Retype the listing that follows, exactly as written.
------ Records supplied
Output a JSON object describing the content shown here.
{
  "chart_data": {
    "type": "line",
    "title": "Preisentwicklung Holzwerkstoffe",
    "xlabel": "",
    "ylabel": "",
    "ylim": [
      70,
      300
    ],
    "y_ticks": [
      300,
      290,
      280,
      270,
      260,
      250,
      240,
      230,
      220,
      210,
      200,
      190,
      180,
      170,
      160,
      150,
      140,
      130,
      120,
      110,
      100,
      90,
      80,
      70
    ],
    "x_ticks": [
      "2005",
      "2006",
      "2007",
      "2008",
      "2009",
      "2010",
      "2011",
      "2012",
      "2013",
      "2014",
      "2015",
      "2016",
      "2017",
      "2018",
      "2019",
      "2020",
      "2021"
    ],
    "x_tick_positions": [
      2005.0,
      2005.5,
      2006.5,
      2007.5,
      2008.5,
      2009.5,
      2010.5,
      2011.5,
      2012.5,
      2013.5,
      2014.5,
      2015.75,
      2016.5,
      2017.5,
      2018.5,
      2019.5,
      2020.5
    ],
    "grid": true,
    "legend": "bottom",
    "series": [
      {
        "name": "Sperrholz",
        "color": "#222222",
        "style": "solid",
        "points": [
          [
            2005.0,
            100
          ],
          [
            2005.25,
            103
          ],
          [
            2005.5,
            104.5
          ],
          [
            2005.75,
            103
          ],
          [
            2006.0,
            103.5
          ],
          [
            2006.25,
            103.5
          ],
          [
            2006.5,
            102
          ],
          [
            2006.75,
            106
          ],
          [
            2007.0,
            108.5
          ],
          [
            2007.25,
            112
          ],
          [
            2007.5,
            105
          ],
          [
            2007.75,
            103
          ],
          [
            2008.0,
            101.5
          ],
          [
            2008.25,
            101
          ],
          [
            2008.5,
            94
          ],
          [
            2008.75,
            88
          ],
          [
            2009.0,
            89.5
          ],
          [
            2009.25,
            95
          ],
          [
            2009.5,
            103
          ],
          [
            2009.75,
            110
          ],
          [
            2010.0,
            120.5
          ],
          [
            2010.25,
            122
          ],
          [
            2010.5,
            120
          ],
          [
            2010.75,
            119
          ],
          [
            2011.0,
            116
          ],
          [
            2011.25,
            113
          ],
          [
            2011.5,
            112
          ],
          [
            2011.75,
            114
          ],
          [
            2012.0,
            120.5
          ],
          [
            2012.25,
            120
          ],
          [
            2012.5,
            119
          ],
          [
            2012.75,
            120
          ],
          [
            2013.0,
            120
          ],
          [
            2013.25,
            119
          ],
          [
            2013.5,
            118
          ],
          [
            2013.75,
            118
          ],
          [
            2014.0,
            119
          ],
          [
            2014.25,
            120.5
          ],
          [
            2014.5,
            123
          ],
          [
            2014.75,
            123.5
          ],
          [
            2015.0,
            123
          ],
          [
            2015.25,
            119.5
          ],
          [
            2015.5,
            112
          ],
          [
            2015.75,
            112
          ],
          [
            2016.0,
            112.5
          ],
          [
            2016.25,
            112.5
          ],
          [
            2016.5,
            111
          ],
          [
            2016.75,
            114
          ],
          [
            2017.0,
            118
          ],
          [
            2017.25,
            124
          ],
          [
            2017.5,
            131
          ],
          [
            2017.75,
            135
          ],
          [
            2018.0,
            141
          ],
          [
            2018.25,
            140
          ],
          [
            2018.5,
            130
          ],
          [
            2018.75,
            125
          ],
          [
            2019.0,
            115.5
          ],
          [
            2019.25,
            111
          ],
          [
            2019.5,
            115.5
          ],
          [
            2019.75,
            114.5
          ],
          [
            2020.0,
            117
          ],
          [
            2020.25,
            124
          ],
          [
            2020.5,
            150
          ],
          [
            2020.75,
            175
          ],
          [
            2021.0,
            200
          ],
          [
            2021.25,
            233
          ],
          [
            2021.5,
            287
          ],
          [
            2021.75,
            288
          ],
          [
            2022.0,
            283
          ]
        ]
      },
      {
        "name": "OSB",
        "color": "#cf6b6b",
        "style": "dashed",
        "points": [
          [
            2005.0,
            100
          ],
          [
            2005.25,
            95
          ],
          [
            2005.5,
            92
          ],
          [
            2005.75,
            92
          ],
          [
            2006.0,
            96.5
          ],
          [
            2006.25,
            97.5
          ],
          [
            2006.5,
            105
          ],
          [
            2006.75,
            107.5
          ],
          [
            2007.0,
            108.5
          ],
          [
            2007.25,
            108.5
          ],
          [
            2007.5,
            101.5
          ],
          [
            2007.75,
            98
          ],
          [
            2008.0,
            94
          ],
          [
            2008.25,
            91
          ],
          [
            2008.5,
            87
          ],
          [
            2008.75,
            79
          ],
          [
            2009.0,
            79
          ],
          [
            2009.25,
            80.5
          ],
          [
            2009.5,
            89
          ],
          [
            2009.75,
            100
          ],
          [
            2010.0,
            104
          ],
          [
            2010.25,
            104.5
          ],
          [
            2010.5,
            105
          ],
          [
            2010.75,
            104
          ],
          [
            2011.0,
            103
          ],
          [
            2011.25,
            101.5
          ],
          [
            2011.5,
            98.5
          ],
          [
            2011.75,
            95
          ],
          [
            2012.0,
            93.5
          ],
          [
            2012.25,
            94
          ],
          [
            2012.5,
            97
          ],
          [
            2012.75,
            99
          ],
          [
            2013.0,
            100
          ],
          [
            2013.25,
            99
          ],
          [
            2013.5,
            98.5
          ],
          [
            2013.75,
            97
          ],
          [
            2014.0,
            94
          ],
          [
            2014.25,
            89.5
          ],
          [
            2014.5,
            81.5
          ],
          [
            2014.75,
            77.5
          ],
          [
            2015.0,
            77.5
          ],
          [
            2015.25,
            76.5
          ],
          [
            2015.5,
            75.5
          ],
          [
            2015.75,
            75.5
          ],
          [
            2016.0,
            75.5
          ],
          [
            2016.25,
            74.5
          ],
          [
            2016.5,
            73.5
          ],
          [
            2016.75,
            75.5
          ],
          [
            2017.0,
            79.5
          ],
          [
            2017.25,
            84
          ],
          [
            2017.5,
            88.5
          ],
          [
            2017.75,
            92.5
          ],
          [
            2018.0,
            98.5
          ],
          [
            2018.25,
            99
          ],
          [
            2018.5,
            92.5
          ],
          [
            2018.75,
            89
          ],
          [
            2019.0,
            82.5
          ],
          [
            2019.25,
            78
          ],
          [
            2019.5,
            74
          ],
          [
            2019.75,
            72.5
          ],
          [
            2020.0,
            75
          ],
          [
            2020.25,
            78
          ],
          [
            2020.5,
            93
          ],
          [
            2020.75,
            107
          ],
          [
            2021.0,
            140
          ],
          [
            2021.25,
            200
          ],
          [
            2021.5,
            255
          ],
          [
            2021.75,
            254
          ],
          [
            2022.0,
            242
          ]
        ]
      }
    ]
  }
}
------------
Task answer:
Output a JSON object describing the content shown here.
{
  "chart_data": {
    "type": "line",
    "title": "Preisentwicklung Holzwerkstoffe",
    "xlabel": "",
    "ylabel": "",
    "ylim": [
      70,
      300
    ],
    "y_ticks": [
      300,
      290,
      280,
      270,
      260,
      250,
      240,
      230,
      220,
      210,
      200,
      190,
      180,
      170,
      160,
      150,
      140,
      130,
      120,
      110,
      100,
      90,
      80,
      70
    ],
    "x_ticks": [
      "2005",
      "2006",
      "2007",
      "2008",
      "2009",
      "2010",
      "2011",
      "2012",
      "2013",
      "2014",
      "2015",
      "2016",
      "2017",
      "2018",
      "2019",
      "2020",
      "2021"
    ],
    "x_tick_positions": [
      2005.0,
      2005.5,
      2006.5,
      2007.5,
      2008.5,
      2009.5,
      2010.5,
      2011.5,
      2012.5,
      2013.5,
      2014.5,
      2015.75,
      2016.5,
      2017.5,
      2018.5,
      2019.5,
      2020.5
    ],
    "grid": true,
    "legend": "bottom",
    "series": [
      {
        "name": "Sperrholz",
        "color": "#222222",
        "style": "solid",
        "points": [
          [
            2005.0,
            100
          ],
          [
            2005.25,
            103
          ],
          [
            2005.5,
            104.5
          ],
          [
            2005.75,
            103
          ],
          [
            2006.0,
            103.5
          ],
          [
            2006.25,
            103.5
          ],
          [
            2006.5,
            102
          ],
          [
            2006.75,
            106
          ],
          [
            2007.0,
            108.5
          ],
          [
            2007.25,
            112
          ],
          [
            2007.5,
            105
          ],
          [
            2007.75,
            103
          ],
          [
            2008.0,
            101.5
          ],
          [
            2008.25,
            101
          ],
          [
            2008.5,
            94
          ],
          [
            2008.75,
            88
          ],
          [
            2009.0,
            89.5
          ],
          [
            2009.25,
            95
          ],
          [
            2009.5,
            103
          ],
          [
            2009.75,
            110
          ],
          [
            2010.0,
            120.5
          ],
          [
            2010.25,
            122
          ],
          [
            2010.5,
            120
          ],
          [
            2010.75,
            119
          ],
          [
            2011.0,
            116
          ],
          [
            2011.25,
            113
          ],
          [
            2011.5,
            112
          ],
          [
            2011.75,
            114
          ],
          [
            2012.0,
            120.5
          ],
          [
            2012.25,
            120
          ],
          [
            2012.5,
            119
          ],
          [
            2012.75,
            120
          ],
          [
            2013.0,
            120
          ],
          [
            2013.25,
            119
          ],
          [
            2013.5,
            118
          ],
          [
            2013.75,
            118
          ],
          [
            2014.0,
            119
          ],
          [
            2014.25,
            120.5
          ],
          [
            2014.5,
            123
          ],
          [
            2014.75,
            123.5
          ],
          [
            2015.0,
            123
          ],
          [
            2015.25,
            119.5
          ],
          [
            2015.5,
            112
          ],
          [
            2015.75,
            112
          ],
          [
            2016.0,
            112.5
          ],
          [
            2016.25,
            112.5
          ],
          [
            2016.5,
            111
          ],
          [
            2016.75,
            114
          ],
          [
            2017.0,
            118
          ],
          [
            2017.25,
            124
          ],
          [
            2017.5,
            131
          ],
          [
            2017.75,
            135
          ],
          [
            2018.0,
            141
          ],
          [
            2018.25,
            140
          ],
          [
            2018.5,
            130
          ],
          [
            2018.75,
            125
          ],
          [
            2019.0,
            115.5
          ],
          [
            2019.25,
            111
          ],
          [
            2019.5,
            115.5
          ],
          [
            2019.75,
            114.5
          ],
          [
            2020.0,
            117
          ],
          [
            2020.25,
            124
          ],
          [
            2020.5,
            150
          ],
          [
            2020.75,
            175
          ],
          [
            2021.0,
            200
          ],
          [
            2021.25,
            233
          ],
          [
            2021.5,
            287
          ],
          [
            2021.75,
            288
          ],
          [
            2022.0,
            283
          ]
        ]
      },
      {
        "name": "OSB",
        "color": "#cf6b6b",
        "style": "dashed",
        "points": [
          [
            2005.0,
            100
          ],
          [
            2005.25,
            95
          ],
          [
            2005.5,
            92
          ],
          [
            2005.75,
            92
          ],
          [
            2006.0,
            96.5
          ],
          [
            2006.25,
            97.5
          ],
          [
            2006.5,
            105
          ],
          [
            2006.75,
            107.5
          ],
          [
            2007.0,
            108.5
          ],
          [
            2007.25,
            108.5
          ],
          [
            2007.5,
            101.5
          ],
          [
            2007.75,
            98
          ],
          [
            2008.0,
            94
          ],
          [
            2008.25,
            91
          ],
          [
            2008.5,
            87
          ],
          [
            2008.75,
            79
          ],
          [
            2009.0,
            79
          ],
          [
            2009.25,
            80.5
          ],
          [
            2009.5,
            89
          ],
          [
            2009.75,
            100
          ],
          [
            2010.0,
            104
          ],
          [
            2010.25,
            104.5
          ],
          [
            2010.5,
            105
          ],
          [
            2010.75,
            104
          ],
          [
            2011.0,
            103
          ],
          [
            2011.25,
            101.5
          ],
          [
            2011.5,
            98.5
          ],
          [
            2011.75,
            95
          ],
          [
            2012.0,
            93.5
          ],
          [
            2012.25,
            94
          ],
          [
            2012.5,
            97
          ],
          [
            2012.75,
            99
          ],
          [
            2013.0,
            100
          ],
          [
            2013.25,
            99
          ],
          [
            2013.5,
            98.5
          ],
          [
            2013.75,
            97
          ],
          [
            2014.0,
            94
          ],
          [
            2014.25,
            89.5
          ],
          [
            2014.5,
            81.5
          ],
          [
            2014.75,
            77.5
          ],
          [
            2015.0,
            77.5
          ],
          [
            2015.25,
            76.5
          ],
          [
            2015.5,
            75.5
          ],
          [
            2015.75,
            75.5
          ],
          [
            2016.0,
            75.5
          ],
          [
            2016.25,
            74.5
          ],
          [
            2016.5,
            73.5
          ],
          [
            2016.75,
            75.5
          ],
          [
            2017.0,
            79.5
          ],
          [
            2017.25,
            84
          ],
          [
            2017.5,
            88.5
          ],
          [
            2017.75,
            92.5
          ],
          [
            2018.0,
            98.5
          ],
          [
            2018.25,
            99
          ],
          [
            2018.5,
            92.5
          ],
          [
            2018.75,
            89
          ],
          [
            2019.0,
            82.5
          ],
          [
            2019.25,
            78
          ],
          [
            2019.5,
            74
          ],
          [
            2019.75,
            72.5
          ],
          [
            2020.0,
            75
          ],
          [
            2020.25,
            78
          ],
          [
            2020.5,
            93
          ],
          [
            2020.75,
            107
          ],
          [
            2021.0,
            140
          ],
          [
            2021.25,
            200
          ],
          [
            2021.5,
            255
          ],
          [
            2021.75,
            254
          ],
          [
            2022.0,
            242
          ]
        ]
      }
    ]
  }
}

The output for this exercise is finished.